(AIM OF THE TASK)
Return the material word for word. Do not include pictures.

** BEGIN DATA FOR THIS EXERCISE **

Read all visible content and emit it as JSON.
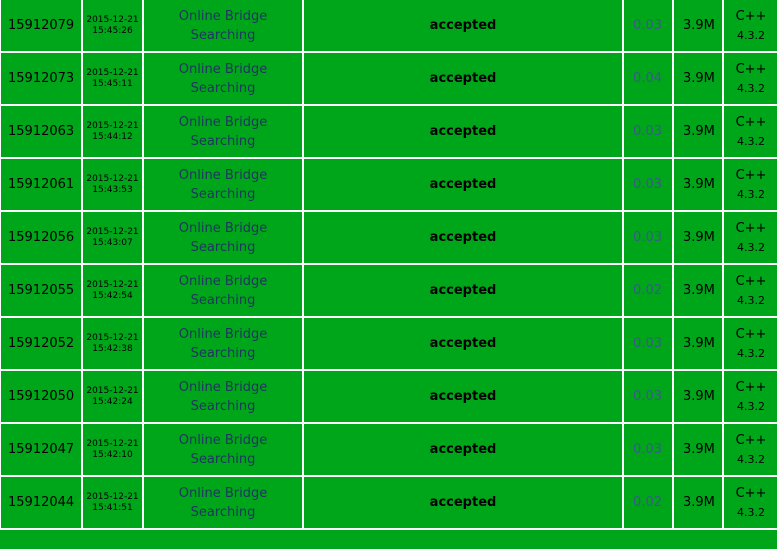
{
  "submissions": [
    {
      "id": "15912079",
      "date": "2015-12-21",
      "time": "15:45:26",
      "problem_line1": "Online Bridge",
      "problem_line2": "Searching",
      "result": "accepted",
      "run_time": "0.03",
      "memory": "3.9M",
      "language": "C++",
      "lang_version": "4.3.2"
    },
    {
      "id": "15912073",
      "date": "2015-12-21",
      "time": "15:45:11",
      "problem_line1": "Online Bridge",
      "problem_line2": "Searching",
      "result": "accepted",
      "run_time": "0.04",
      "memory": "3.9M",
      "language": "C++",
      "lang_version": "4.3.2"
    },
    {
      "id": "15912063",
      "date": "2015-12-21",
      "time": "15:44:12",
      "problem_line1": "Online Bridge",
      "problem_line2": "Searching",
      "result": "accepted",
      "run_time": "0.03",
      "memory": "3.9M",
      "language": "C++",
      "lang_version": "4.3.2"
    },
    {
      "id": "15912061",
      "date": "2015-12-21",
      "time": "15:43:53",
      "problem_line1": "Online Bridge",
      "problem_line2": "Searching",
      "result": "accepted",
      "run_time": "0.03",
      "memory": "3.9M",
      "language": "C++",
      "lang_version": "4.3.2"
    },
    {
      "id": "15912056",
      "date": "2015-12-21",
      "time": "15:43:07",
      "problem_line1": "Online Bridge",
      "problem_line2": "Searching",
      "result": "accepted",
      "run_time": "0.03",
      "memory": "3.9M",
      "language": "C++",
      "lang_version": "4.3.2"
    },
    {
      "id": "15912055",
      "date": "2015-12-21",
      "time": "15:42:54",
      "problem_line1": "Online Bridge",
      "problem_line2": "Searching",
      "result": "accepted",
      "run_time": "0.02",
      "memory": "3.9M",
      "language": "C++",
      "lang_version": "4.3.2"
    },
    {
      "id": "15912052",
      "date": "2015-12-21",
      "time": "15:42:38",
      "problem_line1": "Online Bridge",
      "problem_line2": "Searching",
      "result": "accepted",
      "run_time": "0.03",
      "memory": "3.9M",
      "language": "C++",
      "lang_version": "4.3.2"
    },
    {
      "id": "15912050",
      "date": "2015-12-21",
      "time": "15:42:24",
      "problem_line1": "Online Bridge",
      "problem_line2": "Searching",
      "result": "accepted",
      "run_time": "0.03",
      "memory": "3.9M",
      "language": "C++",
      "lang_version": "4.3.2"
    },
    {
      "id": "15912047",
      "date": "2015-12-21",
      "time": "15:42:10",
      "problem_line1": "Online Bridge",
      "problem_line2": "Searching",
      "result": "accepted",
      "run_time": "0.03",
      "memory": "3.9M",
      "language": "C++",
      "lang_version": "4.3.2"
    },
    {
      "id": "15912044",
      "date": "2015-12-21",
      "time": "15:41:51",
      "problem_line1": "Online Bridge",
      "problem_line2": "Searching",
      "result": "accepted",
      "run_time": "0.02",
      "memory": "3.9M",
      "language": "C++",
      "lang_version": "4.3.2"
    }
  ],
  "colors": {
    "row_background": "#00a61a",
    "cell_border": "#ffffff",
    "problem_link": "#20365f",
    "run_time_text": "#3a5a8a"
  }
}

** END DATA FOR THIS EXERCISE **

(WRITTEN ANSWER)
Read all visible content and emit it as JSON.
{
  "submissions": [
    {
      "id": "15912079",
      "date": "2015-12-21",
      "time": "15:45:26",
      "problem_line1": "Online Bridge",
      "problem_line2": "Searching",
      "result": "accepted",
      "run_time": "0.03",
      "memory": "3.9M",
      "language": "C++",
      "lang_version": "4.3.2"
    },
    {
      "id": "15912073",
      "date": "2015-12-21",
      "time": "15:45:11",
      "problem_line1": "Online Bridge",
      "problem_line2": "Searching",
      "result": "accepted",
      "run_time": "0.04",
      "memory": "3.9M",
      "language": "C++",
      "lang_version": "4.3.2"
    },
    {
      "id": "15912063",
      "date": "2015-12-21",
      "time": "15:44:12",
      "problem_line1": "Online Bridge",
      "problem_line2": "Searching",
      "result": "accepted",
      "run_time": "0.03",
      "memory": "3.9M",
      "language": "C++",
      "lang_version": "4.3.2"
    },
    {
      "id": "15912061",
      "date": "2015-12-21",
      "time": "15:43:53",
      "problem_line1": "Online Bridge",
      "problem_line2": "Searching",
      "result": "accepted",
      "run_time": "0.03",
      "memory": "3.9M",
      "language": "C++",
      "lang_version": "4.3.2"
    },
    {
      "id": "15912056",
      "date": "2015-12-21",
      "time": "15:43:07",
      "problem_line1": "Online Bridge",
      "problem_line2": "Searching",
      "result": "accepted",
      "run_time": "0.03",
      "memory": "3.9M",
      "language": "C++",
      "lang_version": "4.3.2"
    },
    {
      "id": "15912055",
      "date": "2015-12-21",
      "time": "15:42:54",
      "problem_line1": "Online Bridge",
      "problem_line2": "Searching",
      "result": "accepted",
      "run_time": "0.02",
      "memory": "3.9M",
      "language": "C++",
      "lang_version": "4.3.2"
    },
    {
      "id": "15912052",
      "date": "2015-12-21",
      "time": "15:42:38",
      "problem_line1": "Online Bridge",
      "problem_line2": "Searching",
      "result": "accepted",
      "run_time": "0.03",
      "memory": "3.9M",
      "language": "C++",
      "lang_version": "4.3.2"
    },
    {
      "id": "15912050",
      "date": "2015-12-21",
      "time": "15:42:24",
      "problem_line1": "Online Bridge",
      "problem_line2": "Searching",
      "result": "accepted",
      "run_time": "0.03",
      "memory": "3.9M",
      "language": "C++",
      "lang_version": "4.3.2"
    },
    {
      "id": "15912047",
      "date": "2015-12-21",
      "time": "15:42:10",
      "problem_line1": "Online Bridge",
      "problem_line2": "Searching",
      "result": "accepted",
      "run_time": "0.03",
      "memory": "3.9M",
      "language": "C++",
      "lang_version": "4.3.2"
    },
    {
      "id": "15912044",
      "date": "2015-12-21",
      "time": "15:41:51",
      "problem_line1": "Online Bridge",
      "problem_line2": "Searching",
      "result": "accepted",
      "run_time": "0.02",
      "memory": "3.9M",
      "language": "C++",
      "lang_version": "4.3.2"
    }
  ],
  "colors": {
    "row_background": "#00a61a",
    "cell_border": "#ffffff",
    "problem_link": "#20365f",
    "run_time_text": "#3a5a8a"
  }
}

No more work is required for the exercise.